**** Provided records
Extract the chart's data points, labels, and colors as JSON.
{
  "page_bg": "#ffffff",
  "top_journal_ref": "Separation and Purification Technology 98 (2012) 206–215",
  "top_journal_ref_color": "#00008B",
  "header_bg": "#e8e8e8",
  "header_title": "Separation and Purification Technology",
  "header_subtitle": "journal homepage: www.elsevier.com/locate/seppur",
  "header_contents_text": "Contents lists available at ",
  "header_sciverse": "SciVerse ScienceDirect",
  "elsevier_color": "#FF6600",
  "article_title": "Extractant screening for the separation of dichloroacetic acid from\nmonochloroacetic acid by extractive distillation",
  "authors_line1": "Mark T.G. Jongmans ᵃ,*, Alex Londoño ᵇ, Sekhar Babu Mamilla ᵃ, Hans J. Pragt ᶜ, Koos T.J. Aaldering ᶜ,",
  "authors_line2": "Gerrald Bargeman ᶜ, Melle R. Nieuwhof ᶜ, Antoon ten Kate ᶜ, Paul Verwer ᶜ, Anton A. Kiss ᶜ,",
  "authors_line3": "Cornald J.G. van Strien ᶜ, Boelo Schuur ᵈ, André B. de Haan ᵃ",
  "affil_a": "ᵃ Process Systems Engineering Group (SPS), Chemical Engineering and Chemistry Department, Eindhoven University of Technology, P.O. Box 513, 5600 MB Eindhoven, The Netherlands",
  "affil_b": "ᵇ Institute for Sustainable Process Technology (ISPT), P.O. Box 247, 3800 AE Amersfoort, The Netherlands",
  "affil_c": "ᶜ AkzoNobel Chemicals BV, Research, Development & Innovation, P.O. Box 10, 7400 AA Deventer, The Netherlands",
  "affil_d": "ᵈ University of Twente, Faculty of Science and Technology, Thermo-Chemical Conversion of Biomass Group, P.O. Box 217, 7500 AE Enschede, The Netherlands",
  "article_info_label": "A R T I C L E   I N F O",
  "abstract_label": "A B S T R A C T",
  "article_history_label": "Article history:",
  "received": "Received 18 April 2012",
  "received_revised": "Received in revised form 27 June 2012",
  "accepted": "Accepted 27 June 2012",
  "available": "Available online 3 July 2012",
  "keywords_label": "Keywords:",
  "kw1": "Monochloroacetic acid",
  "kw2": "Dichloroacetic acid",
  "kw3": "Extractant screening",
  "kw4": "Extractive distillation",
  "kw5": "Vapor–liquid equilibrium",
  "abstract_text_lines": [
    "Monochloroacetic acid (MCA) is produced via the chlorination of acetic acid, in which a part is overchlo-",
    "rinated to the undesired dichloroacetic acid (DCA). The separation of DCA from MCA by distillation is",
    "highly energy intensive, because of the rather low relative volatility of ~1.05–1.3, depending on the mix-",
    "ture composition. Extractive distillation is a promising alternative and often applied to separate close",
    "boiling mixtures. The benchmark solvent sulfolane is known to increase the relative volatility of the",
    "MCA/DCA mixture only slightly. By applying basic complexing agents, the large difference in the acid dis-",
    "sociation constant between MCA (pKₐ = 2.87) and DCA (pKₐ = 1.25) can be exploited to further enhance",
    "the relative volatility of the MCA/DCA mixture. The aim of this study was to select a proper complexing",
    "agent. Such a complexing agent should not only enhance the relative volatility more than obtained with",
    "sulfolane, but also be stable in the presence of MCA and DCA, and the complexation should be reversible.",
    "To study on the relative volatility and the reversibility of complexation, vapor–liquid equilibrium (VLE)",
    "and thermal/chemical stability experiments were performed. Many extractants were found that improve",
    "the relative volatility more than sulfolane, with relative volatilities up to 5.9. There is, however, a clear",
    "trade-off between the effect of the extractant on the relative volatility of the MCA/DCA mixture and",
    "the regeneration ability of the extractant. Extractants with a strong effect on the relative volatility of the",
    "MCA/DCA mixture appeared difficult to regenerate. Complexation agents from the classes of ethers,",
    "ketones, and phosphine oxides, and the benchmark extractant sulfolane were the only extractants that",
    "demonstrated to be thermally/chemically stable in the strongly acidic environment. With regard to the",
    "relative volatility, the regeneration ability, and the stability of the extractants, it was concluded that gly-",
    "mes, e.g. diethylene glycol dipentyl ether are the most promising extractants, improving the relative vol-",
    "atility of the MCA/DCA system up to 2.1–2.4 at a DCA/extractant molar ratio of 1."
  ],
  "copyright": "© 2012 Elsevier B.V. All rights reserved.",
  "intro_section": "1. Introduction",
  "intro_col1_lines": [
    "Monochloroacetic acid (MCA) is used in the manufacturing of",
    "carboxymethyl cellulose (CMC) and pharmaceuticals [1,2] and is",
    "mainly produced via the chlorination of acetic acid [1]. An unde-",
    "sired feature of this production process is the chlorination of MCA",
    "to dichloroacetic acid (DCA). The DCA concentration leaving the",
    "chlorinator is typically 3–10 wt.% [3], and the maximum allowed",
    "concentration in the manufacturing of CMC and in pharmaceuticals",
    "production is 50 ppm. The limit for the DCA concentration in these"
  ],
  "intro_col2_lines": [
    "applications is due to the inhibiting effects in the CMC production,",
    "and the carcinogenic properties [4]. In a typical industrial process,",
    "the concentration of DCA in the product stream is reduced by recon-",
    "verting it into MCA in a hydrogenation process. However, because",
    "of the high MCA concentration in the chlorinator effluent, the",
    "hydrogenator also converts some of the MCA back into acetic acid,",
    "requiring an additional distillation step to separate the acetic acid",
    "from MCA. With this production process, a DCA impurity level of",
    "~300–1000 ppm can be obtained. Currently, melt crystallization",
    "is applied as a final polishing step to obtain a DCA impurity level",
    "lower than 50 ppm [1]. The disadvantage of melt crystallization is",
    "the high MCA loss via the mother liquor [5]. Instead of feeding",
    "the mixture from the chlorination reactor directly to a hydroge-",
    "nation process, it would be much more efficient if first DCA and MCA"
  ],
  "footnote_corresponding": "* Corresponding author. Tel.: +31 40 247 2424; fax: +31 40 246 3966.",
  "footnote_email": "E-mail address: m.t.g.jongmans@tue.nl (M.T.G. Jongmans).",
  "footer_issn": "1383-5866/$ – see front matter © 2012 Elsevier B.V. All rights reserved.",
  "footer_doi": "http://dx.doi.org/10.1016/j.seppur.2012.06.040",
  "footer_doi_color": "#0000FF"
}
********
→ What this task involves: Repeat the material in full, exactly as it stands.

→ Answer for the task:
Extract the chart's data points, labels, and colors as JSON.
{
  "page_bg": "#ffffff",
  "top_journal_ref": "Separation and Purification Technology 98 (2012) 206–215",
  "top_journal_ref_color": "#00008B",
  "header_bg": "#e8e8e8",
  "header_title": "Separation and Purification Technology",
  "header_subtitle": "journal homepage: www.elsevier.com/locate/seppur",
  "header_contents_text": "Contents lists available at ",
  "header_sciverse": "SciVerse ScienceDirect",
  "elsevier_color": "#FF6600",
  "article_title": "Extractant screening for the separation of dichloroacetic acid from\nmonochloroacetic acid by extractive distillation",
  "authors_line1": "Mark T.G. Jongmans ᵃ,*, Alex Londoño ᵇ, Sekhar Babu Mamilla ᵃ, Hans J. Pragt ᶜ, Koos T.J. Aaldering ᶜ,",
  "authors_line2": "Gerrald Bargeman ᶜ, Melle R. Nieuwhof ᶜ, Antoon ten Kate ᶜ, Paul Verwer ᶜ, Anton A. Kiss ᶜ,",
  "authors_line3": "Cornald J.G. van Strien ᶜ, Boelo Schuur ᵈ, André B. de Haan ᵃ",
  "affil_a": "ᵃ Process Systems Engineering Group (SPS), Chemical Engineering and Chemistry Department, Eindhoven University of Technology, P.O. Box 513, 5600 MB Eindhoven, The Netherlands",
  "affil_b": "ᵇ Institute for Sustainable Process Technology (ISPT), P.O. Box 247, 3800 AE Amersfoort, The Netherlands",
  "affil_c": "ᶜ AkzoNobel Chemicals BV, Research, Development & Innovation, P.O. Box 10, 7400 AA Deventer, The Netherlands",
  "affil_d": "ᵈ University of Twente, Faculty of Science and Technology, Thermo-Chemical Conversion of Biomass Group, P.O. Box 217, 7500 AE Enschede, The Netherlands",
  "article_info_label": "A R T I C L E   I N F O",
  "abstract_label": "A B S T R A C T",
  "article_history_label": "Article history:",
  "received": "Received 18 April 2012",
  "received_revised": "Received in revised form 27 June 2012",
  "accepted": "Accepted 27 June 2012",
  "available": "Available online 3 July 2012",
  "keywords_label": "Keywords:",
  "kw1": "Monochloroacetic acid",
  "kw2": "Dichloroacetic acid",
  "kw3": "Extractant screening",
  "kw4": "Extractive distillation",
  "kw5": "Vapor–liquid equilibrium",
  "abstract_text_lines": [
    "Monochloroacetic acid (MCA) is produced via the chlorination of acetic acid, in which a part is overchlo-",
    "rinated to the undesired dichloroacetic acid (DCA). The separation of DCA from MCA by distillation is",
    "highly energy intensive, because of the rather low relative volatility of ~1.05–1.3, depending on the mix-",
    "ture composition. Extractive distillation is a promising alternative and often applied to separate close",
    "boiling mixtures. The benchmark solvent sulfolane is known to increase the relative volatility of the",
    "MCA/DCA mixture only slightly. By applying basic complexing agents, the large difference in the acid dis-",
    "sociation constant between MCA (pKₐ = 2.87) and DCA (pKₐ = 1.25) can be exploited to further enhance",
    "the relative volatility of the MCA/DCA mixture. The aim of this study was to select a proper complexing",
    "agent. Such a complexing agent should not only enhance the relative volatility more than obtained with",
    "sulfolane, but also be stable in the presence of MCA and DCA, and the complexation should be reversible.",
    "To study on the relative volatility and the reversibility of complexation, vapor–liquid equilibrium (VLE)",
    "and thermal/chemical stability experiments were performed. Many extractants were found that improve",
    "the relative volatility more than sulfolane, with relative volatilities up to 5.9. There is, however, a clear",
    "trade-off between the effect of the extractant on the relative volatility of the MCA/DCA mixture and",
    "the regeneration ability of the extractant. Extractants with a strong effect on the relative volatility of the",
    "MCA/DCA mixture appeared difficult to regenerate. Complexation agents from the classes of ethers,",
    "ketones, and phosphine oxides, and the benchmark extractant sulfolane were the only extractants that",
    "demonstrated to be thermally/chemically stable in the strongly acidic environment. With regard to the",
    "relative volatility, the regeneration ability, and the stability of the extractants, it was concluded that gly-",
    "mes, e.g. diethylene glycol dipentyl ether are the most promising extractants, improving the relative vol-",
    "atility of the MCA/DCA system up to 2.1–2.4 at a DCA/extractant molar ratio of 1."
  ],
  "copyright": "© 2012 Elsevier B.V. All rights reserved.",
  "intro_section": "1. Introduction",
  "intro_col1_lines": [
    "Monochloroacetic acid (MCA) is used in the manufacturing of",
    "carboxymethyl cellulose (CMC) and pharmaceuticals [1,2] and is",
    "mainly produced via the chlorination of acetic acid [1]. An unde-",
    "sired feature of this production process is the chlorination of MCA",
    "to dichloroacetic acid (DCA). The DCA concentration leaving the",
    "chlorinator is typically 3–10 wt.% [3], and the maximum allowed",
    "concentration in the manufacturing of CMC and in pharmaceuticals",
    "production is 50 ppm. The limit for the DCA concentration in these"
  ],
  "intro_col2_lines": [
    "applications is due to the inhibiting effects in the CMC production,",
    "and the carcinogenic properties [4]. In a typical industrial process,",
    "the concentration of DCA in the product stream is reduced by recon-",
    "verting it into MCA in a hydrogenation process. However, because",
    "of the high MCA concentration in the chlorinator effluent, the",
    "hydrogenator also converts some of the MCA back into acetic acid,",
    "requiring an additional distillation step to separate the acetic acid",
    "from MCA. With this production process, a DCA impurity level of",
    "~300–1000 ppm can be obtained. Currently, melt crystallization",
    "is applied as a final polishing step to obtain a DCA impurity level",
    "lower than 50 ppm [1]. The disadvantage of melt crystallization is",
    "the high MCA loss via the mother liquor [5]. Instead of feeding",
    "the mixture from the chlorination reactor directly to a hydroge-",
    "nation process, it would be much more efficient if first DCA and MCA"
  ],
  "footnote_corresponding": "* Corresponding author. Tel.: +31 40 247 2424; fax: +31 40 246 3966.",
  "footnote_email": "E-mail address: m.t.g.jongmans@tue.nl (M.T.G. Jongmans).",
  "footer_issn": "1383-5866/$ – see front matter © 2012 Elsevier B.V. All rights reserved.",
  "footer_doi": "http://dx.doi.org/10.1016/j.seppur.2012.06.040",
  "footer_doi_color": "#0000FF"
}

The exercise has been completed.